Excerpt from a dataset
· · · ·

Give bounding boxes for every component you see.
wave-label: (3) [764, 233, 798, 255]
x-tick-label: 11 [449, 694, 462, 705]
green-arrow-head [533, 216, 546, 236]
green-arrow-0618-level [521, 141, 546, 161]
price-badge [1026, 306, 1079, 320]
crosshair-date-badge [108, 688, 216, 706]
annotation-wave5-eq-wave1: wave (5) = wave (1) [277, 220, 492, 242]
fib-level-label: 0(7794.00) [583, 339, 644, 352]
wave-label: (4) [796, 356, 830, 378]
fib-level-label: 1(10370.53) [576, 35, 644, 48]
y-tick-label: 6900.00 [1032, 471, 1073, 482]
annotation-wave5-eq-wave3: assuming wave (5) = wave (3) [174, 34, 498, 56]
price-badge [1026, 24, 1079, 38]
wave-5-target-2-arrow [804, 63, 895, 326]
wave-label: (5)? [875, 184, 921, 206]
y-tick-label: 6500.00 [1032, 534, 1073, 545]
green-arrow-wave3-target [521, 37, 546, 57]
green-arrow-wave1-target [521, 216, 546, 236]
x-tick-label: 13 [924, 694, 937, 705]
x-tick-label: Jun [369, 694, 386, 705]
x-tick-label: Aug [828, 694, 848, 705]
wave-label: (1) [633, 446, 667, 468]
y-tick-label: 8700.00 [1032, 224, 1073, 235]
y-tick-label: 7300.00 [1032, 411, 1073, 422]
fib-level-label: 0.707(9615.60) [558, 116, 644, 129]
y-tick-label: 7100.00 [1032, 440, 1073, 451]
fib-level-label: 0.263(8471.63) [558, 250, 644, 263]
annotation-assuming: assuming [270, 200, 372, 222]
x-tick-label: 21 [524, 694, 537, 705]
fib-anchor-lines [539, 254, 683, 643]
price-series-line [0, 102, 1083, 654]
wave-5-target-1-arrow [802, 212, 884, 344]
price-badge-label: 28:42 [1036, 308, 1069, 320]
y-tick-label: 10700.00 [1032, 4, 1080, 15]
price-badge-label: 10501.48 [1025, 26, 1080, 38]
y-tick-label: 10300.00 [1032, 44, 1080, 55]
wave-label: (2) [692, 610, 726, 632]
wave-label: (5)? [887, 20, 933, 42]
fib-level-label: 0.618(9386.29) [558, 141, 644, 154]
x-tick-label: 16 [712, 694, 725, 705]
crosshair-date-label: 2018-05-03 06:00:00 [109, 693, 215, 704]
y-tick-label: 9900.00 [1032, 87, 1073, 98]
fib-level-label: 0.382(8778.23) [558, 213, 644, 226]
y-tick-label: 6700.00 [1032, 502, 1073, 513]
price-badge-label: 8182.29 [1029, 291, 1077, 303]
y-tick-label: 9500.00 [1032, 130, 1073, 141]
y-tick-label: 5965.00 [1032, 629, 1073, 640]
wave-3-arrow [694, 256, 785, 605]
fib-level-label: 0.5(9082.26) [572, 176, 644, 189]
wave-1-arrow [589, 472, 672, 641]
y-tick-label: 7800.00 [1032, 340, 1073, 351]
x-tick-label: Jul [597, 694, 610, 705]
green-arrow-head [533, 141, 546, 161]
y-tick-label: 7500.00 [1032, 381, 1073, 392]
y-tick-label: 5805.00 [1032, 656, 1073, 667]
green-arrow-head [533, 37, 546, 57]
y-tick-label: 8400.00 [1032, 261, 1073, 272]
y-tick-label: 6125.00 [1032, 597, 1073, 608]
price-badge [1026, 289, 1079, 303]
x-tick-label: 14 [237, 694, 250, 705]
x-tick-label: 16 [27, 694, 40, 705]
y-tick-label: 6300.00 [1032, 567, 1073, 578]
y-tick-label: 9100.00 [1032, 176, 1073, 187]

· · · ·

Instructions to follow:
Rewrite the records above as a Markdown table with the columns Row and Text. Put a row number in the first column and one line in the second, leaving out any blank lines.

Solution to this task:
| Row | Text |
|---|---|
| 1 | Give bounding boxes for every component you see. |
| 2 | wave-label: (3) [764, 233, 798, 255] |
| 3 | x-tick-label: 11 [449, 694, 462, 705] |
| 4 | green-arrow-head [533, 216, 546, 236] |
| 5 | green-arrow-0618-level [521, 141, 546, 161] |
| 6 | price-badge [1026, 306, 1079, 320] |
| 7 | crosshair-date-badge [108, 688, 216, 706] |
| 8 | annotation-wave5-eq-wave1: wave (5) = wave (1) [277, 220, 492, 242] |
| 9 | fib-level-label: 0(7794.00) [583, 339, 644, 352] |
| 10 | wave-label: (4) [796, 356, 830, 378] |
| 11 | fib-level-label: 1(10370.53) [576, 35, 644, 48] |
| 12 | y-tick-label: 6900.00 [1032, 471, 1073, 482] |
| 13 | annotation-wave5-eq-wave3: assuming wave (5) = wave (3) [174, 34, 498, 56] |
| 14 | price-badge [1026, 24, 1079, 38] |
| 15 | wave-5-target-2-arrow [804, 63, 895, 326] |
| 16 | wave-label: (5)? [875, 184, 921, 206] |
| 17 | y-tick-label: 6500.00 [1032, 534, 1073, 545] |
| 18 | green-arrow-wave3-target [521, 37, 546, 57] |
| 19 | green-arrow-wave1-target [521, 216, 546, 236] |
| 20 | x-tick-label: 13 [924, 694, 937, 705] |
| 21 | x-tick-label: Jun [369, 694, 386, 705] |
| 22 | x-tick-label: Aug [828, 694, 848, 705] |
| 23 | wave-label: (1) [633, 446, 667, 468] |
| 24 | y-tick-label: 8700.00 [1032, 224, 1073, 235] |
| 25 | y-tick-label: 7300.00 [1032, 411, 1073, 422] |
| 26 | fib-level-label: 0.707(9615.60) [558, 116, 644, 129] |
| 27 | y-tick-label: 7100.00 [1032, 440, 1073, 451] |
| 28 | fib-level-label: 0.263(8471.63) [558, 250, 644, 263] |
| 29 | annotation-assuming: assuming [270, 200, 372, 222] |
| 30 | x-tick-label: 21 [524, 694, 537, 705] |
| 31 | fib-anchor-lines [539, 254, 683, 643] |
| 32 | price-series-line [0, 102, 1083, 654] |
| 33 | wave-5-target-1-arrow [802, 212, 884, 344] |
| 34 | price-badge-label: 28:42 [1036, 308, 1069, 320] |
| 35 | y-tick-label: 10700.00 [1032, 4, 1080, 15] |
| 36 | price-badge-label: 10501.48 [1025, 26, 1080, 38] |
| 37 | y-tick-label: 10300.00 [1032, 44, 1080, 55] |
| 38 | wave-label: (2) [692, 610, 726, 632] |
| 39 | wave-label: (5)? [887, 20, 933, 42] |
| 40 | fib-level-label: 0.618(9386.29) [558, 141, 644, 154] |
| 41 | x-tick-label: 16 [712, 694, 725, 705] |
| 42 | crosshair-date-label: 2018-05-03 06:00:00 [109, 693, 215, 704] |
| 43 | y-tick-label: 9900.00 [1032, 87, 1073, 98] |
| 44 | fib-level-label: 0.382(8778.23) [558, 213, 644, 226] |
| 45 | y-tick-label: 6700.00 [1032, 502, 1073, 513] |
| 46 | price-badge-label: 8182.29 [1029, 291, 1077, 303] |
| 47 | y-tick-label: 9500.00 [1032, 130, 1073, 141] |
| 48 | y-tick-label: 5965.00 [1032, 629, 1073, 640] |
| 49 | wave-3-arrow [694, 256, 785, 605] |
| 50 | fib-level-label: 0.5(9082.26) [572, 176, 644, 189] |
| 51 | wave-1-arrow [589, 472, 672, 641] |
| 52 | y-tick-label: 7800.00 [1032, 340, 1073, 351] |
| 53 | x-tick-label: Jul [597, 694, 610, 705] |
| 54 | green-arrow-head [533, 141, 546, 161] |
| 55 | y-tick-label: 7500.00 [1032, 381, 1073, 392] |
| 56 | y-tick-label: 5805.00 [1032, 656, 1073, 667] |
| 57 | green-arrow-head [533, 37, 546, 57] |
| 58 | y-tick-label: 8400.00 [1032, 261, 1073, 272] |
| 59 | y-tick-label: 6125.00 [1032, 597, 1073, 608] |
| 60 | price-badge [1026, 289, 1079, 303] |
| 61 | x-tick-label: 14 [237, 694, 250, 705] |
| 62 | x-tick-label: 16 [27, 694, 40, 705] |
| 63 | y-tick-label: 6300.00 [1032, 567, 1073, 578] |
| 64 | y-tick-label: 9100.00 [1032, 176, 1073, 187] |